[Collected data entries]
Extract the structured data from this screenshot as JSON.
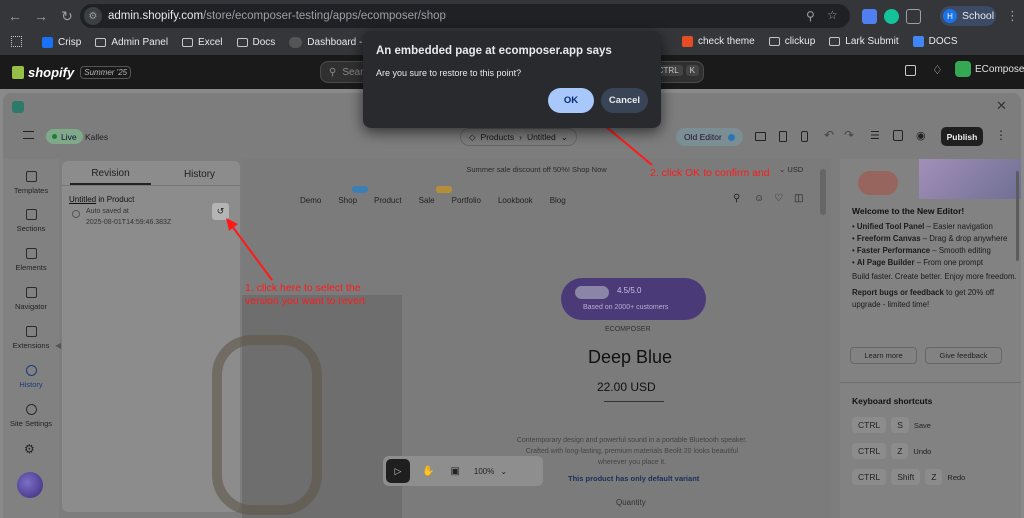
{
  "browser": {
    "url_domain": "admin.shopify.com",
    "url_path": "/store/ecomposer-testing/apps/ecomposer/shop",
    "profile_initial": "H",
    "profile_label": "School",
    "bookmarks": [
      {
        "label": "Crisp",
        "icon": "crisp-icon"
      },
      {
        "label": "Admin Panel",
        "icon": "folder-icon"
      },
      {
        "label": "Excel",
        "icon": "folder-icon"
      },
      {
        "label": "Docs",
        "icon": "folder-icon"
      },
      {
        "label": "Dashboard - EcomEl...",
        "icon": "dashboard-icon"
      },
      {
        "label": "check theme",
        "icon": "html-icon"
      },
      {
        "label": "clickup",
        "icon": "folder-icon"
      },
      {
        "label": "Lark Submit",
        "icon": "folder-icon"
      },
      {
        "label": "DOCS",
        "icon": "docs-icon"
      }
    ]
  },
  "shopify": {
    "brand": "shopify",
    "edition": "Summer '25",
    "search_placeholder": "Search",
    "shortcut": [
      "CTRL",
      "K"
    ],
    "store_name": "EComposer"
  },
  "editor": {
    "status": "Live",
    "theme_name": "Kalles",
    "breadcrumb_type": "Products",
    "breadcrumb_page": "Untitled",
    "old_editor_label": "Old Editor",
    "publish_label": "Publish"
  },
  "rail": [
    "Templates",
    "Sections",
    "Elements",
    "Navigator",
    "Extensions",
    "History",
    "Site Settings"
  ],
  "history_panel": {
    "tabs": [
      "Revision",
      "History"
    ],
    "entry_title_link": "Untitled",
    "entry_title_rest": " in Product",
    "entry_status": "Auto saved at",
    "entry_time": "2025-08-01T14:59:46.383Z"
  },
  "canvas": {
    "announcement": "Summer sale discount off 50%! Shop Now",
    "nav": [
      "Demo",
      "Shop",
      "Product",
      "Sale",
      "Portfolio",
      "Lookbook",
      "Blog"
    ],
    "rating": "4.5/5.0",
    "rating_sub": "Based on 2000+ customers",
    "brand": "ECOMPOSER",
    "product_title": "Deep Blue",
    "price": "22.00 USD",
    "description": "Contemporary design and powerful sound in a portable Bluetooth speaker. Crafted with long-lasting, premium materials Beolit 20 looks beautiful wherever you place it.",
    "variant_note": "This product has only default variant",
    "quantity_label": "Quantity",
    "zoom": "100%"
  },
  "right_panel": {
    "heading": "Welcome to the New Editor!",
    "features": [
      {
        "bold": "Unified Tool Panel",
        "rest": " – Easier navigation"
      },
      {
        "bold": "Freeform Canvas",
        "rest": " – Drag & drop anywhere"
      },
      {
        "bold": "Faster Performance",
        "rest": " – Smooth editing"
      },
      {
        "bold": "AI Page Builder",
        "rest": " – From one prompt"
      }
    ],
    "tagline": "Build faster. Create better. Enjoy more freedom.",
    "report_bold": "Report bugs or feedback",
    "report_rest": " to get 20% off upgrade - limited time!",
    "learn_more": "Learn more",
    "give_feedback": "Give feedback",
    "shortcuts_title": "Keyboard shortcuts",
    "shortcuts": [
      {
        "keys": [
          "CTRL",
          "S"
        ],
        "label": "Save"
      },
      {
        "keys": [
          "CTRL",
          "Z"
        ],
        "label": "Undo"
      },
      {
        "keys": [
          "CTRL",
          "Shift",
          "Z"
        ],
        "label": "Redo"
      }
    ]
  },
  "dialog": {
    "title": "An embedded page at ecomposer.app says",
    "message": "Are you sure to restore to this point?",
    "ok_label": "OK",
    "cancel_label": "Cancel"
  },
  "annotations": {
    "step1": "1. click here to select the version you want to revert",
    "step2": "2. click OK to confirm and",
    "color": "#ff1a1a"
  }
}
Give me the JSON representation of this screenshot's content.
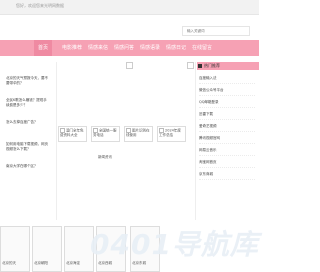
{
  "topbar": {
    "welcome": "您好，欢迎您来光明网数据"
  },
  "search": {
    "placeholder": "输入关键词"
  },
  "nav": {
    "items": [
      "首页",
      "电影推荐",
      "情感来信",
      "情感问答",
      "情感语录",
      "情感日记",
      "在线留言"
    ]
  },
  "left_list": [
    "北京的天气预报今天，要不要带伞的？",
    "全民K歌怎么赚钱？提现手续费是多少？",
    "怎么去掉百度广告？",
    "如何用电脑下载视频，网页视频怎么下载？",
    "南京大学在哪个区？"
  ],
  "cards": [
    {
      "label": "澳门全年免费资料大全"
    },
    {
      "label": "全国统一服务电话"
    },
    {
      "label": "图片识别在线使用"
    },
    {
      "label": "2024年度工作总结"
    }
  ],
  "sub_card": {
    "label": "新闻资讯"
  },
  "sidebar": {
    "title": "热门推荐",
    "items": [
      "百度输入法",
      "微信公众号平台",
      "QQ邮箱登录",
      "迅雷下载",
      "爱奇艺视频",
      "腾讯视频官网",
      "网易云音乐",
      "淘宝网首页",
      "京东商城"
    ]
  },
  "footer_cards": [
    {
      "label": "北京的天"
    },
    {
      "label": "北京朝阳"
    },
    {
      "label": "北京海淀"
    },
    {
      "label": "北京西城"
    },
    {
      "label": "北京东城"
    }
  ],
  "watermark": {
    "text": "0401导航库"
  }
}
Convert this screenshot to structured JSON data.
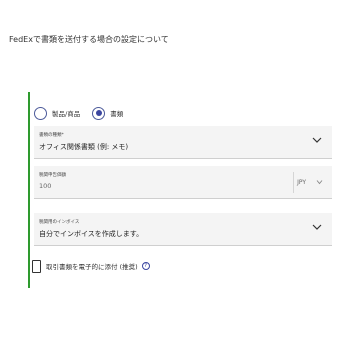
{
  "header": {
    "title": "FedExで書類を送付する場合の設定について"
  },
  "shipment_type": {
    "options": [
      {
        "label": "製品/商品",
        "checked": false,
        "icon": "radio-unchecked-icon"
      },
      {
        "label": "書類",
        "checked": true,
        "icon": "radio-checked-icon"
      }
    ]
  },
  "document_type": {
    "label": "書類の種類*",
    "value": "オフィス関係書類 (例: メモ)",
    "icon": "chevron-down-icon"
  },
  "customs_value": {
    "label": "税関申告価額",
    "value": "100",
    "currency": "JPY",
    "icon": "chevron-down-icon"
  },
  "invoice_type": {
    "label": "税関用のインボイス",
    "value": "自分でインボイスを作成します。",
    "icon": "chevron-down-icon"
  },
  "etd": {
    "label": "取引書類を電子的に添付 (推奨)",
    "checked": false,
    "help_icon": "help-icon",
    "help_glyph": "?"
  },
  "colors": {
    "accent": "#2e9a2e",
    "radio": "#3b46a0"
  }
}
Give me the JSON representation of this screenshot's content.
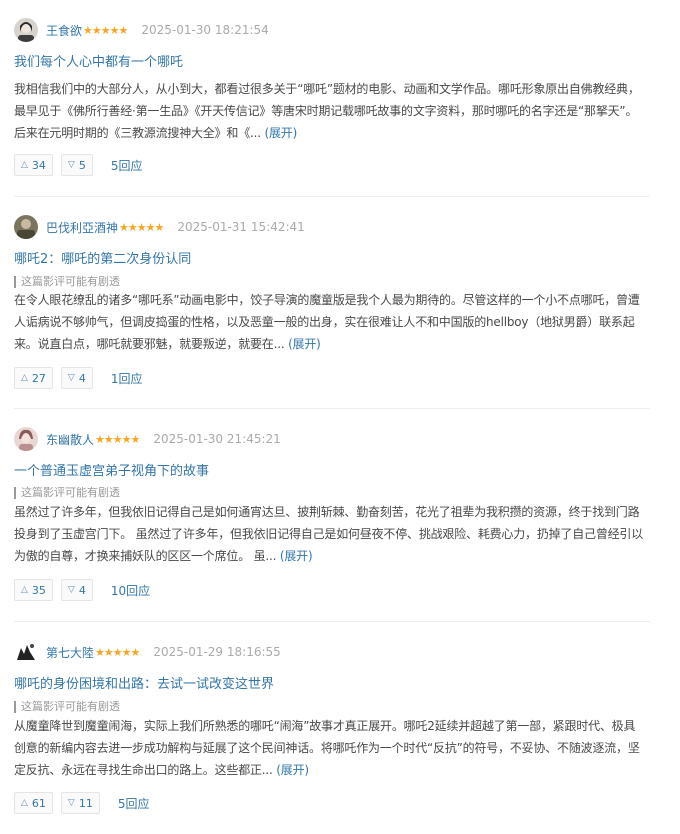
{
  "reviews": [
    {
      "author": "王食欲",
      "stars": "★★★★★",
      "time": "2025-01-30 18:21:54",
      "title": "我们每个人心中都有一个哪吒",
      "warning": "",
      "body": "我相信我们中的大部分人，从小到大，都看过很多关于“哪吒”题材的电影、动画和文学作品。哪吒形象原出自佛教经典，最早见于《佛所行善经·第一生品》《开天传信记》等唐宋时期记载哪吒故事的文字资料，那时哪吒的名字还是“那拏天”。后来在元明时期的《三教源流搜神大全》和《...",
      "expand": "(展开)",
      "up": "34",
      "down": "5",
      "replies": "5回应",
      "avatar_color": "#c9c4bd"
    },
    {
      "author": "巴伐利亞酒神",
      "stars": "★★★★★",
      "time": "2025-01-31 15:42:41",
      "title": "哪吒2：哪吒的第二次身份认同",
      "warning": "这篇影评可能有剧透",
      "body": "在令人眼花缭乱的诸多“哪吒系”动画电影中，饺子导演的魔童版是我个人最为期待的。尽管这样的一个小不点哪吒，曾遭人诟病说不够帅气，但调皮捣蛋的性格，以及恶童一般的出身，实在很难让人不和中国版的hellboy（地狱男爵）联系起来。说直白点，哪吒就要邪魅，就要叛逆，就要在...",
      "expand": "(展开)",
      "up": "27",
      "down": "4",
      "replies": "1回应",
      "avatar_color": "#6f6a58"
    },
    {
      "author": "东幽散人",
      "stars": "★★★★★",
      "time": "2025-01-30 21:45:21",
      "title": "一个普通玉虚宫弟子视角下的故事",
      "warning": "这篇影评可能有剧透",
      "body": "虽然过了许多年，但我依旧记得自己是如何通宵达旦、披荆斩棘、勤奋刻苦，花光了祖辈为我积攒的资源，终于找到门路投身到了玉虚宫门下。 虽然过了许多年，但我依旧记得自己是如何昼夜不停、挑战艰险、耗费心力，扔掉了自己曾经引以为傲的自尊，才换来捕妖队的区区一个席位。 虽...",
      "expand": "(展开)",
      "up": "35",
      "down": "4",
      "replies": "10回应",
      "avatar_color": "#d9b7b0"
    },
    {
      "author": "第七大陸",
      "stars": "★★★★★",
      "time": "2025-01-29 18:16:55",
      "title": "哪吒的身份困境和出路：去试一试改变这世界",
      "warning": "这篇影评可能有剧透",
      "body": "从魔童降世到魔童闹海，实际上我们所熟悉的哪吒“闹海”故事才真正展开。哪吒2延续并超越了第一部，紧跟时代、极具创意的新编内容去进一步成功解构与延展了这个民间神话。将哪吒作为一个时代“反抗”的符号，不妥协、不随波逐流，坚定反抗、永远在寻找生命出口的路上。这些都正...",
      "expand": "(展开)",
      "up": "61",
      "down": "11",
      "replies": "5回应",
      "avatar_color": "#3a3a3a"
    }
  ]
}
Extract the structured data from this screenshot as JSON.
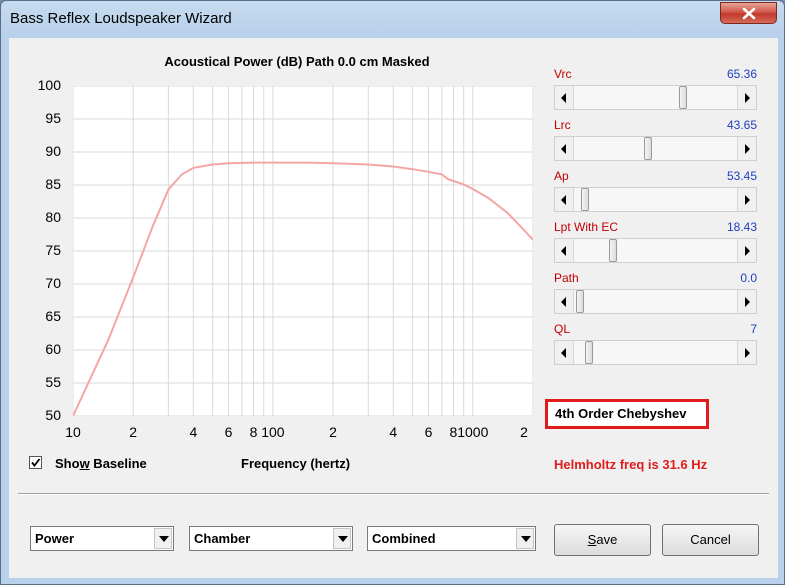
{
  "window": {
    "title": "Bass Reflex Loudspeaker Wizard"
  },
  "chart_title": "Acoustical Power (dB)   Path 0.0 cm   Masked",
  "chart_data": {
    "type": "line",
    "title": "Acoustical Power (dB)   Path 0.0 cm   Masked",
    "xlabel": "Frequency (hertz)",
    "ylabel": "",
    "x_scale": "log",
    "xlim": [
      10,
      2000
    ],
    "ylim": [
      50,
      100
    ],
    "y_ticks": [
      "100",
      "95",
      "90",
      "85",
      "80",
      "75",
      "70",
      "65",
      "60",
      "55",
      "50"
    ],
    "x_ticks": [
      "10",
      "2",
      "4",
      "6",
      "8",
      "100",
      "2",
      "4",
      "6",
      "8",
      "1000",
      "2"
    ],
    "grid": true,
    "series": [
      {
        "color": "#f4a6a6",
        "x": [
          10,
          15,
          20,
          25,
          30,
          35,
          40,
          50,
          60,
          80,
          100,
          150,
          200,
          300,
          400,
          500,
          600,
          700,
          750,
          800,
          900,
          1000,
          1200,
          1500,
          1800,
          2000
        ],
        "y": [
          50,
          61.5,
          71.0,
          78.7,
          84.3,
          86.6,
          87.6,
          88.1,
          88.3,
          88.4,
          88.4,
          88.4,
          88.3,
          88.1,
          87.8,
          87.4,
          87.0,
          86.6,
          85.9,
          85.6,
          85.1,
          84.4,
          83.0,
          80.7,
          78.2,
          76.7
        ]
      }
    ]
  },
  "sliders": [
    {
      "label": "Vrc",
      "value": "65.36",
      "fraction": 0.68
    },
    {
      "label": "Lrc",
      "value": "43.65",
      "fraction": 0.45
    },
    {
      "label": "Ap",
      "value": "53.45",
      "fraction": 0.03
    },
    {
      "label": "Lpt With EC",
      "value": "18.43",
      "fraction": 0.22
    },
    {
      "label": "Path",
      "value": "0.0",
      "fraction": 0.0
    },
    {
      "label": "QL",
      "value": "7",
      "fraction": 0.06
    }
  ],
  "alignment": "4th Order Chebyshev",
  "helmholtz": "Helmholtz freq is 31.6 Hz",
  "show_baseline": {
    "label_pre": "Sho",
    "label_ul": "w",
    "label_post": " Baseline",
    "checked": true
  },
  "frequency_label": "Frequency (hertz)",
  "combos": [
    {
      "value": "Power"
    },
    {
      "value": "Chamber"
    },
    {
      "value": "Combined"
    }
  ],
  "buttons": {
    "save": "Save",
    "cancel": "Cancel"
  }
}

TASK STATEMENT
Scan the listing above and copy all lines containing the word "hertz".

FINISHED EXERCISE
    "xlabel": "Frequency (hertz)",
  "frequency_label": "Frequency (hertz)",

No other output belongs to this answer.